* EXERCISE TASK *
From the listing below, pick out each line with the word "要保证从前面和右面看到的图形不变".

──────── DATASET

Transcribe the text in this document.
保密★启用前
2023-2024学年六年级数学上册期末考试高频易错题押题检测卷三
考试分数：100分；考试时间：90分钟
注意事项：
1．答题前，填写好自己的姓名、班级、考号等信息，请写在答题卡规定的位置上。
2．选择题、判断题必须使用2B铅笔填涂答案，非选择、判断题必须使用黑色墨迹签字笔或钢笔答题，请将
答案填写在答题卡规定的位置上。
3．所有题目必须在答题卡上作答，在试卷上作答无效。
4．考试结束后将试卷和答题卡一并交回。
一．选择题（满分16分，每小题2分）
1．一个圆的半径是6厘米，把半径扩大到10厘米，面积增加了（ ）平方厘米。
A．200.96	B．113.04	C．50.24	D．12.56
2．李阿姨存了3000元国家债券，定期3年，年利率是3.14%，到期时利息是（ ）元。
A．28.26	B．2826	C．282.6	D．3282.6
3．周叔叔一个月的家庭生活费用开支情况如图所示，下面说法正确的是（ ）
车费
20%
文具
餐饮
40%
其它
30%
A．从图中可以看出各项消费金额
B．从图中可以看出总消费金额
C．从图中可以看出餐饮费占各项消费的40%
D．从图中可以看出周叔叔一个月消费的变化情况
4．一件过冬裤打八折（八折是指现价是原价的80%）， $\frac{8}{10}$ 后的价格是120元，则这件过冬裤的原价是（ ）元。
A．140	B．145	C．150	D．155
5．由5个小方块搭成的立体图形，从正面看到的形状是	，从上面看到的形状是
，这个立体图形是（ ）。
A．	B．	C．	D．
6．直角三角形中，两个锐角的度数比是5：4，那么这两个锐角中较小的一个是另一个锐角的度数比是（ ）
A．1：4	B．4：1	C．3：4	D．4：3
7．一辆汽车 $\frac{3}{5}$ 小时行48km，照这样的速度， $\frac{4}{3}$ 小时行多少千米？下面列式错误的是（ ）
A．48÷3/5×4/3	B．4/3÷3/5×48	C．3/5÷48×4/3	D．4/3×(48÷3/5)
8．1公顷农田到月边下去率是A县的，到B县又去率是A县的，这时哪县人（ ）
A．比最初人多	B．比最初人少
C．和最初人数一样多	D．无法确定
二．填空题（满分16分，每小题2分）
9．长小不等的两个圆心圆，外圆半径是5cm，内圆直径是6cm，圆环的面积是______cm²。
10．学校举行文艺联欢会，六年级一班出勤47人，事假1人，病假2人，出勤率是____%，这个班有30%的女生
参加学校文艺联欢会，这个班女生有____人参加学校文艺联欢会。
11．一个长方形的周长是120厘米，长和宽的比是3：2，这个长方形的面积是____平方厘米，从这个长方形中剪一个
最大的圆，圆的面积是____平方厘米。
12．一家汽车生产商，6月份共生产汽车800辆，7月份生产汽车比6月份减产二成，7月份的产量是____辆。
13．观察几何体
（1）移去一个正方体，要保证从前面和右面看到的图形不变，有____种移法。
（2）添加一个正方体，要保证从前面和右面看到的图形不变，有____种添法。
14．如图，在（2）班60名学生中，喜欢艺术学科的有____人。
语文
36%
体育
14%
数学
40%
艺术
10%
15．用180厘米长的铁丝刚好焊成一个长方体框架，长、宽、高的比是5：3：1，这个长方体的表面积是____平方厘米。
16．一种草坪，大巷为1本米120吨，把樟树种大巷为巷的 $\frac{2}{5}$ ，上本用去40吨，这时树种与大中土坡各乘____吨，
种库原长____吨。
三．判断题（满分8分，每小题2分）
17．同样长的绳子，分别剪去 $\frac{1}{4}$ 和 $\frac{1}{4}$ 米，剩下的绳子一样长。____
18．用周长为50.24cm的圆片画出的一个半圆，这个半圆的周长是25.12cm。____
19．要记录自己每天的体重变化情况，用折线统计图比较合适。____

────────────────
──────── DATASET

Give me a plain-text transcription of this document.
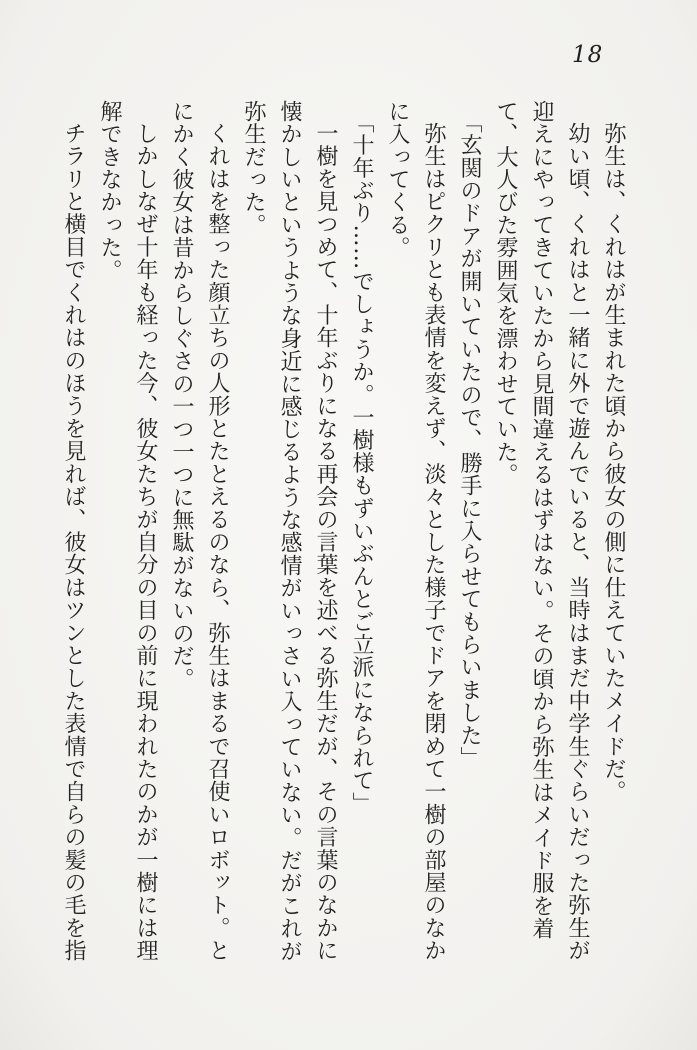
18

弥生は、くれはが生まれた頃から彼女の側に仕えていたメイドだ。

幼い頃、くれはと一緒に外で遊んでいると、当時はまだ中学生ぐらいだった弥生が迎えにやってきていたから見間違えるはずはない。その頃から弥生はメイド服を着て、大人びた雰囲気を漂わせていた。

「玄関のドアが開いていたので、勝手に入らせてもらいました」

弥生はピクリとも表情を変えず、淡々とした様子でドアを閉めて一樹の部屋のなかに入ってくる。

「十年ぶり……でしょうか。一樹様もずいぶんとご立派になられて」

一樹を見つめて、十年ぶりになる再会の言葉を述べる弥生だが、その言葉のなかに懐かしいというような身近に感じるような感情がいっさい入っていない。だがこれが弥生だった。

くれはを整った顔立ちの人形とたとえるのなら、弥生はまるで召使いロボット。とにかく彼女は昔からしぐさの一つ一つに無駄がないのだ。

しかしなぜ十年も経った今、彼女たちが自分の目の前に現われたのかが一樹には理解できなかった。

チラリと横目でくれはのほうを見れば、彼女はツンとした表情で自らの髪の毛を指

────────────────

* ANSWER TO THE PROBLEM *
（1）移去一个正方体，要保证从前面和右面看到的图形不变，有____种移法。
（2）添加一个正方体，要保证从前面和右面看到的图形不变，有____种添法。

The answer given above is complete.